● Provided records:
(begin)
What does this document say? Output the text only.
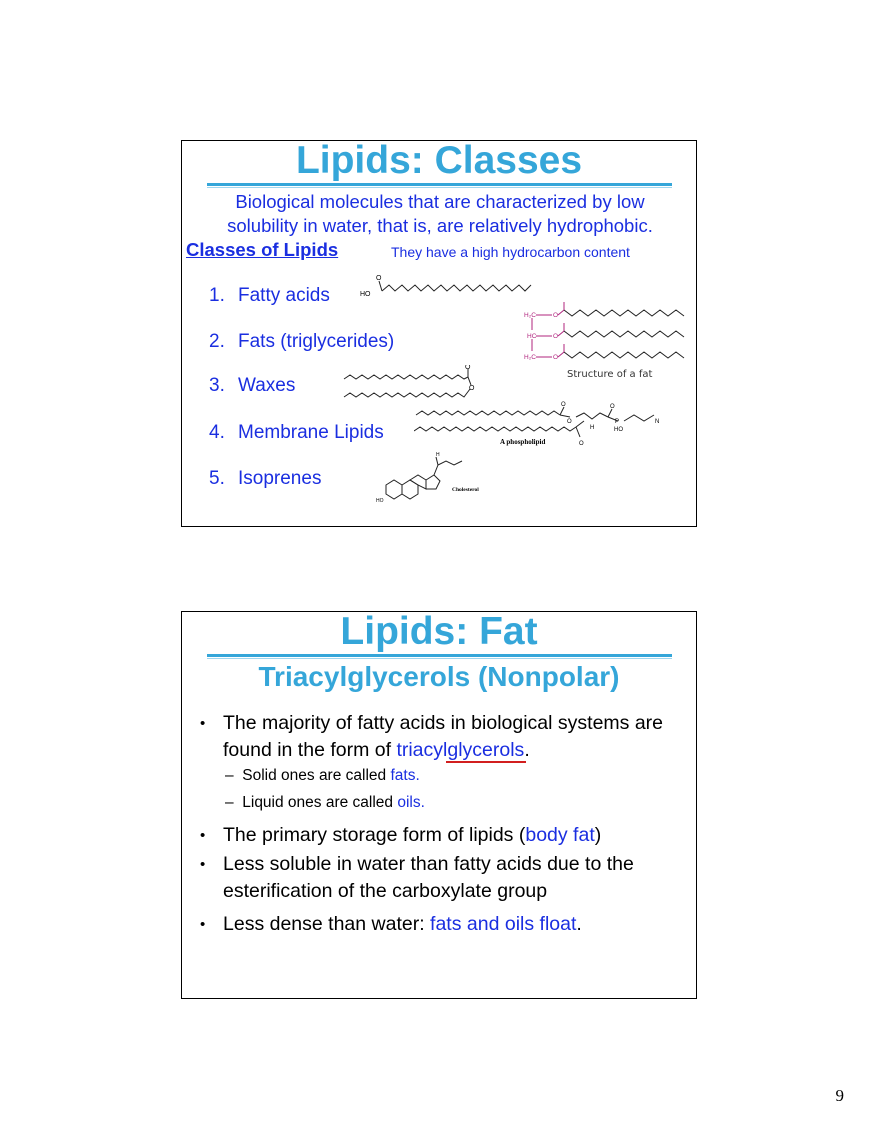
Lipids: Classes
Biological molecules that are characterized by low
solubility in water, that is, are relatively hydrophobic.
Classes of Lipids	They have a high hydrocarbon content
1. Fatty acids
2. Fats (triglycerides)
3. Waxes
4. Membrane Lipids
5. Isoprenes
O
HO
H₂C
HC
H₂C
O
O
O
Structure of a fat
O
O
O
O
O
H
O
P
HO
N
A phospholipid
HO
H
Cholesterol
Lipids: Fat
Triacylglycerols (Nonpolar)
• The majority of fatty acids in biological systems are
found in the form of triacylglycerols
.
– Solid ones are called fats.
– Liquid ones are called oils.
• The primary storage form of lipids (body fat)
• Less soluble in water than fatty acids due to the
esterification of the carboxylate group
• Less dense than water: fats and oils float.
9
(end)
● Task to carry out:
Return each line exactly as written. Any picture gets left out.

● Full answer:
What does this document say? Output the text only.
Lipids: Classes
Biological molecules that are characterized by low
solubility in water, that is, are relatively hydrophobic.
Classes of Lipids	They have a high hydrocarbon content
1. Fatty acids
2. Fats (triglycerides)
3. Waxes
4. Membrane Lipids
5. Isoprenes
O
HO
H₂C
HC
H₂C
O
O
O
Structure of a fat
O
O
O
O
O
H
O
P
HO
N
A phospholipid
HO
H
Cholesterol
Lipids: Fat
Triacylglycerols (Nonpolar)
• The majority of fatty acids in biological systems are
found in the form of triacylglycerols
.
– Solid ones are called fats.
– Liquid ones are called oils.
• The primary storage form of lipids (body fat)
• Less soluble in water than fatty acids due to the
esterification of the carboxylate group
• Less dense than water: fats and oils float.
9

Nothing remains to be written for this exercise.